▶ **To do**
Lines that include the word "caption" are the ones to copy.

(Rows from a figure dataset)
>> Begin
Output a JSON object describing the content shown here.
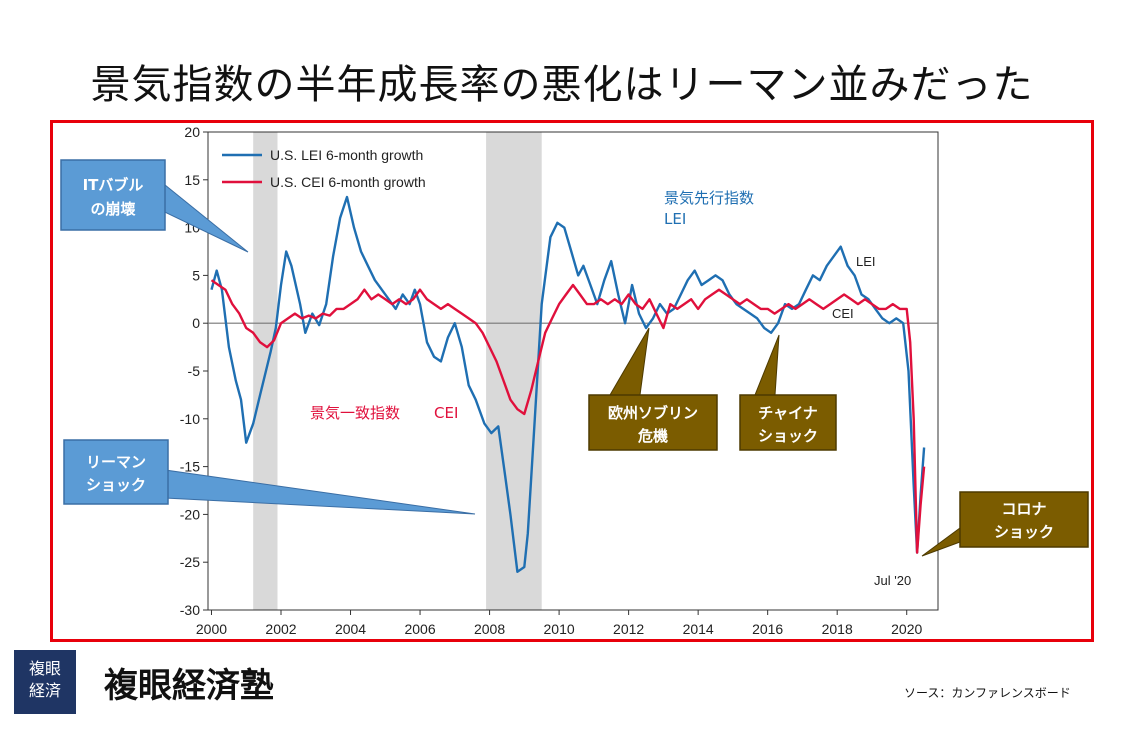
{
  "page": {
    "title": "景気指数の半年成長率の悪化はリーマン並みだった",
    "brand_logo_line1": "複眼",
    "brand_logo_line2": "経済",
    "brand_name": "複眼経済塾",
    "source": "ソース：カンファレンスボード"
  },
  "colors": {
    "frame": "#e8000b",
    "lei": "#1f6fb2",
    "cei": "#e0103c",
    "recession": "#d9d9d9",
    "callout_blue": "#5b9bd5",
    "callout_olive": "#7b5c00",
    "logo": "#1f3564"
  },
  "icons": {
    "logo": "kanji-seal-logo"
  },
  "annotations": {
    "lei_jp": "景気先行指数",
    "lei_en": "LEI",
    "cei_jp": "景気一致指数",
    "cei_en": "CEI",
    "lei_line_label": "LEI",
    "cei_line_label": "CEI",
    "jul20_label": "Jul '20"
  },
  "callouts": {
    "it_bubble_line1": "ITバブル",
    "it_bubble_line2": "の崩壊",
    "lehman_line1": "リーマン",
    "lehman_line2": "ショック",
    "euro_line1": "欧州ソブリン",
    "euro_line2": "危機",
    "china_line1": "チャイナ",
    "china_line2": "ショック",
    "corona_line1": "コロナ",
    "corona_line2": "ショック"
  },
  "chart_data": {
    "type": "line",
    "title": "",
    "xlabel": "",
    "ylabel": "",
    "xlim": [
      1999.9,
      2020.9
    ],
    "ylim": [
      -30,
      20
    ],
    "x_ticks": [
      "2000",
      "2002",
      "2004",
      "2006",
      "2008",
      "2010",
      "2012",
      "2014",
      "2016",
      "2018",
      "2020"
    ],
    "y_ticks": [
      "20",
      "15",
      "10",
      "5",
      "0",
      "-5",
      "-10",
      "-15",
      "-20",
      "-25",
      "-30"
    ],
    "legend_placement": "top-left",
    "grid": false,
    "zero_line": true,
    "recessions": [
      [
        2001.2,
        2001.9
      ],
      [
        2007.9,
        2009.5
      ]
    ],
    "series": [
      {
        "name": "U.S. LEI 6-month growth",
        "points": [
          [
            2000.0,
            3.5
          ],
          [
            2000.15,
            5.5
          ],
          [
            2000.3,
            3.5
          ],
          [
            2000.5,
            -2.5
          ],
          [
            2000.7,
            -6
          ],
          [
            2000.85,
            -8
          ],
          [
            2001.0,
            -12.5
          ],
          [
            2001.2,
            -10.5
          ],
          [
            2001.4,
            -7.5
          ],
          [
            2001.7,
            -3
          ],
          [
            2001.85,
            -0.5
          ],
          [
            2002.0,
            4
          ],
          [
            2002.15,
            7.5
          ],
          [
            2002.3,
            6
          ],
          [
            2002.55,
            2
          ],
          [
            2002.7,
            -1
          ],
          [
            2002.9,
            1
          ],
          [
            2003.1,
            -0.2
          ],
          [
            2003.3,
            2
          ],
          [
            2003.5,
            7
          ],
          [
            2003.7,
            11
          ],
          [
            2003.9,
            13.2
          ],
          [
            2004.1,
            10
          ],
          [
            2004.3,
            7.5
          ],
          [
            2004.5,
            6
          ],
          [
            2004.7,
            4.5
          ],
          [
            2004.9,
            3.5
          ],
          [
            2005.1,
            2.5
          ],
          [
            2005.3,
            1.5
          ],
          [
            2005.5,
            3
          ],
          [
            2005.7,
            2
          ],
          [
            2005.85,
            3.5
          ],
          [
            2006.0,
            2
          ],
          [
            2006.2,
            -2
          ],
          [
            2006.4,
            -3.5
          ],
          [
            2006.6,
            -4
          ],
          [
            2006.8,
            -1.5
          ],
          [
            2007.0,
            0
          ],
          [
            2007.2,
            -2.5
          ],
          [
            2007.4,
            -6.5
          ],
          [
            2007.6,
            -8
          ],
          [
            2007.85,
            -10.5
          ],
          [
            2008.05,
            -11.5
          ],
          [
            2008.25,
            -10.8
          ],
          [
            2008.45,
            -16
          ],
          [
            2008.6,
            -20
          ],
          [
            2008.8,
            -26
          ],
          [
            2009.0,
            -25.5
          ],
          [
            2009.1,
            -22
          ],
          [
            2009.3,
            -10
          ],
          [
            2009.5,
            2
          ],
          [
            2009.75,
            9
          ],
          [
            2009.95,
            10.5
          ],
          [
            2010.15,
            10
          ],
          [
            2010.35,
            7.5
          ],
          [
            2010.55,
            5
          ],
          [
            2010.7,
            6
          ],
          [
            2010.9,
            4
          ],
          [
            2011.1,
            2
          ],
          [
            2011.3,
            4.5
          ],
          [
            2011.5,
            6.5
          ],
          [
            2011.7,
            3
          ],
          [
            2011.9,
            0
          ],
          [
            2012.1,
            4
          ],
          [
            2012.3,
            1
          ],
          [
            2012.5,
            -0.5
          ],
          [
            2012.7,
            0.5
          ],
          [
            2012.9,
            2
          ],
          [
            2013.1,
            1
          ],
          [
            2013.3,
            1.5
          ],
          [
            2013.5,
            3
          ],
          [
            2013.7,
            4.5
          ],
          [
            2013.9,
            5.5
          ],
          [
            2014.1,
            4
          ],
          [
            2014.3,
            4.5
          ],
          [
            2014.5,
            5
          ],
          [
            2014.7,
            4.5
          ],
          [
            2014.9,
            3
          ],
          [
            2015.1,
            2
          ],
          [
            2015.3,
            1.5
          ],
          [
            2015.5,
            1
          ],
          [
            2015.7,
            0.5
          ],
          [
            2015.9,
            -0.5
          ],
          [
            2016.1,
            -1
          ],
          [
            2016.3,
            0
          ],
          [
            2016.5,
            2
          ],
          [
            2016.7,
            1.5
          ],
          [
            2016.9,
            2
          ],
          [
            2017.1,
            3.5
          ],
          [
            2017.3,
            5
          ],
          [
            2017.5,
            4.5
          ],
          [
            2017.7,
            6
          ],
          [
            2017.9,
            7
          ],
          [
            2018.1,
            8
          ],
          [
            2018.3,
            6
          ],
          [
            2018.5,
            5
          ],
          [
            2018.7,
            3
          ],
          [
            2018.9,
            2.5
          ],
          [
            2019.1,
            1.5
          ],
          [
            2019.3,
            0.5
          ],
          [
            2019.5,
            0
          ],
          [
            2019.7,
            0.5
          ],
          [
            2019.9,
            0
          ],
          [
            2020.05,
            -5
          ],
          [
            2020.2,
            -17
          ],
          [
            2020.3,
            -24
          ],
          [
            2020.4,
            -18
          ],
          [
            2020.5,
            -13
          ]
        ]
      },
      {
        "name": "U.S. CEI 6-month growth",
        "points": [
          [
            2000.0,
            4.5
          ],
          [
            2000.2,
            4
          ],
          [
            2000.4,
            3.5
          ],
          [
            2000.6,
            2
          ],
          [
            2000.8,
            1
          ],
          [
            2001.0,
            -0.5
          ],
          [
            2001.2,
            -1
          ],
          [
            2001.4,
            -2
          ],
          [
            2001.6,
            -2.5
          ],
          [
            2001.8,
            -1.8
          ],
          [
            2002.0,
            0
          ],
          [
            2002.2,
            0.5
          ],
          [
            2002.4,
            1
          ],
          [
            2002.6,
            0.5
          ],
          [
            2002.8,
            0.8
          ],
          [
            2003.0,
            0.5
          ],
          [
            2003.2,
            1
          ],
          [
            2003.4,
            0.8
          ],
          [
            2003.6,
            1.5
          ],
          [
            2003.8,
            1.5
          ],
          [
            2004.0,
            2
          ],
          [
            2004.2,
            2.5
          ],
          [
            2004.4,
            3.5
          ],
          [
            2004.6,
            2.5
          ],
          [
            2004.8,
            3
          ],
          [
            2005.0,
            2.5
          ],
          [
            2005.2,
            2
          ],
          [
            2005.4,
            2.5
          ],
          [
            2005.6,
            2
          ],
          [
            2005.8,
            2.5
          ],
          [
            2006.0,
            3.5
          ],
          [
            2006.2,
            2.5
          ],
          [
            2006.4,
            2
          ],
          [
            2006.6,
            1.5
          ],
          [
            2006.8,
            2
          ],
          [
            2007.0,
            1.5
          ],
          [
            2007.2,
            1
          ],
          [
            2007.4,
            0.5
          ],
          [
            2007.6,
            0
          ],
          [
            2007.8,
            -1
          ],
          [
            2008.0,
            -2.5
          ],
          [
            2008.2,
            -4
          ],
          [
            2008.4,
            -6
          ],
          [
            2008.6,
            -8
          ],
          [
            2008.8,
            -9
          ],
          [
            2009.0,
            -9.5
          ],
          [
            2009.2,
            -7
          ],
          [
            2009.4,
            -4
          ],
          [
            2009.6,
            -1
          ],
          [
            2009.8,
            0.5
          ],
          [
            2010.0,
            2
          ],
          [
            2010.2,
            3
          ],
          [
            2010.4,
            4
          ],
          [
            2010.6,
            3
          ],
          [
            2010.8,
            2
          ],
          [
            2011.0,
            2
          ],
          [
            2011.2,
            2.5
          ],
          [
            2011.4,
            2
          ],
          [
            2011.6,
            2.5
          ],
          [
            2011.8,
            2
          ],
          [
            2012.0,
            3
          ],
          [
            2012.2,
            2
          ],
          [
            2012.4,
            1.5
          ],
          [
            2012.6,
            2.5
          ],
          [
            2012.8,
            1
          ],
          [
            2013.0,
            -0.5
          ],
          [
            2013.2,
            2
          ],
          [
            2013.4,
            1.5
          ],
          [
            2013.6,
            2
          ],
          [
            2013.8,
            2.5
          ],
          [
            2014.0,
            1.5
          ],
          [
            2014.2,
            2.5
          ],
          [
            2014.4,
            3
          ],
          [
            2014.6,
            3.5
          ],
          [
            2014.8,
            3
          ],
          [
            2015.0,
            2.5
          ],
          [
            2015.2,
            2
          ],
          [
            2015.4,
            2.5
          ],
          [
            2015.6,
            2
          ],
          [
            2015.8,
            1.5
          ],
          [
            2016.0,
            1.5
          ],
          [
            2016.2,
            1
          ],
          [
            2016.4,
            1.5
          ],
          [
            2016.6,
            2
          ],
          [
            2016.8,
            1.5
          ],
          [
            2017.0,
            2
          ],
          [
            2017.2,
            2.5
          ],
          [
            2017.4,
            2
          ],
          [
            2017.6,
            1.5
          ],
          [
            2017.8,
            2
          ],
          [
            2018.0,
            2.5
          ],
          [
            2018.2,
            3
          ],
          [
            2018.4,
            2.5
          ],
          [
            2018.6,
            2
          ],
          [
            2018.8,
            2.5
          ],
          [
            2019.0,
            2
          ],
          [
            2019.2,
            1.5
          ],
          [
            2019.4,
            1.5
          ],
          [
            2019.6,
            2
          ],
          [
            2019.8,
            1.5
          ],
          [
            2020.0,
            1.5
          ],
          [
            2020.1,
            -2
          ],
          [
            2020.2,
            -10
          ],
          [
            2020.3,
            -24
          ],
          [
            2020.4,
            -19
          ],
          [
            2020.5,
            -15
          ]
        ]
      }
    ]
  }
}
>> End
>> Begin
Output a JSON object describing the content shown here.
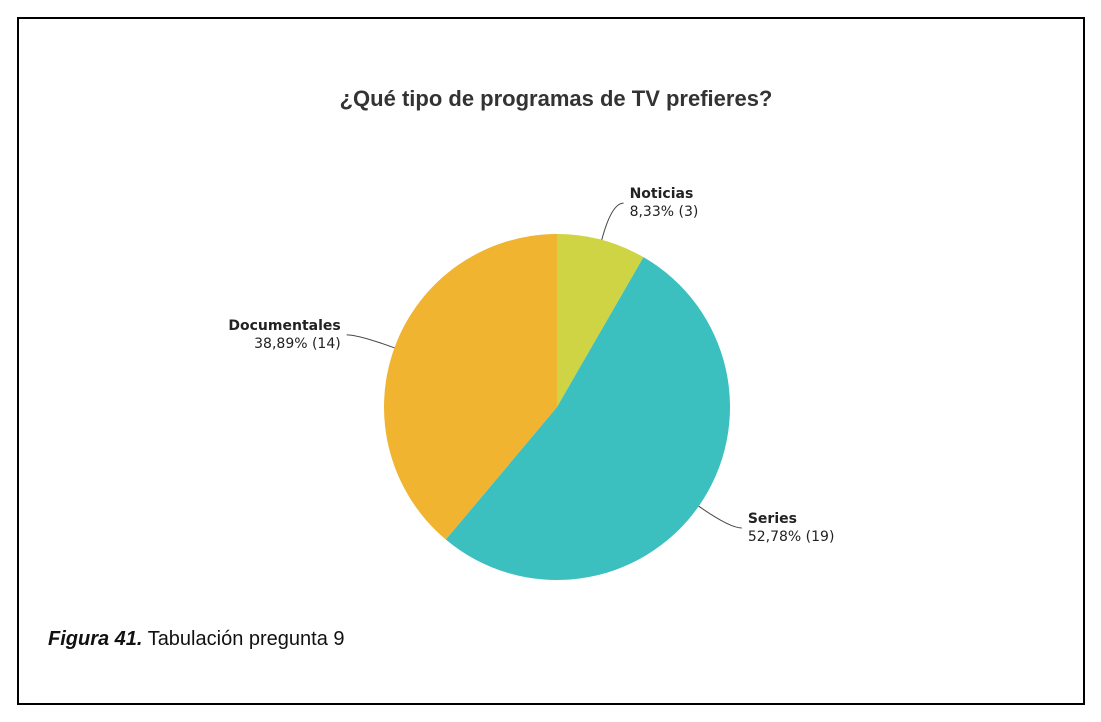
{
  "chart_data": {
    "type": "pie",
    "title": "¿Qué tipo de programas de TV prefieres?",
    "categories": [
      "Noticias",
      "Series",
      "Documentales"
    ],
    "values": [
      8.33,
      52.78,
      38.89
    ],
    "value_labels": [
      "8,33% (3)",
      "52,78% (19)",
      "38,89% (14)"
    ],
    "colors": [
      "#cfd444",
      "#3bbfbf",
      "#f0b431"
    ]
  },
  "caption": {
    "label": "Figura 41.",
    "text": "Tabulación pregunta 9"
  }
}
>> End
>> Begin
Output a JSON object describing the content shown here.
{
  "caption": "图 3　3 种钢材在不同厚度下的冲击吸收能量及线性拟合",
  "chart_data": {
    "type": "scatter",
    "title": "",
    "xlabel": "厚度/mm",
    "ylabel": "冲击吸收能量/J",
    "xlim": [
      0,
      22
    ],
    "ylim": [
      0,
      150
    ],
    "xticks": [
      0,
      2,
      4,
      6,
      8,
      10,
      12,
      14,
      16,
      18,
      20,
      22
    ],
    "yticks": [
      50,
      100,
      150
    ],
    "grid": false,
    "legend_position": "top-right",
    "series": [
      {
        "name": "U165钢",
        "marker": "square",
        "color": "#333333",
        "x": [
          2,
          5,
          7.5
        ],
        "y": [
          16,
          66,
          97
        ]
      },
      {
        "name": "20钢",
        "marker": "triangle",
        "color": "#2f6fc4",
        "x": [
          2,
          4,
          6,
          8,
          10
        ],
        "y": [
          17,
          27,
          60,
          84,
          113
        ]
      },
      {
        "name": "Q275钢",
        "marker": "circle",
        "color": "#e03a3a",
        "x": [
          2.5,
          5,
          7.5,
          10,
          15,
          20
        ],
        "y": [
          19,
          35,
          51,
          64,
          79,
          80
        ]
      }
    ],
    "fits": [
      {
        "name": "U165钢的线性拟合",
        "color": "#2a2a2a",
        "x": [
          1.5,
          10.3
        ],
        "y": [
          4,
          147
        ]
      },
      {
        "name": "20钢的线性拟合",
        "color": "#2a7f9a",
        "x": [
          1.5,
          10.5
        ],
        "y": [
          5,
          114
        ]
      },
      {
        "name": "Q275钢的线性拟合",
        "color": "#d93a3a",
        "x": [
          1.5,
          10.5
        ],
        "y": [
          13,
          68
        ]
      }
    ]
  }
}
>> End
▶ **Correct response**
  "caption": {
  "caption": "图 3　3 种钢材在不同厚度下的冲击吸收能量及线性拟合",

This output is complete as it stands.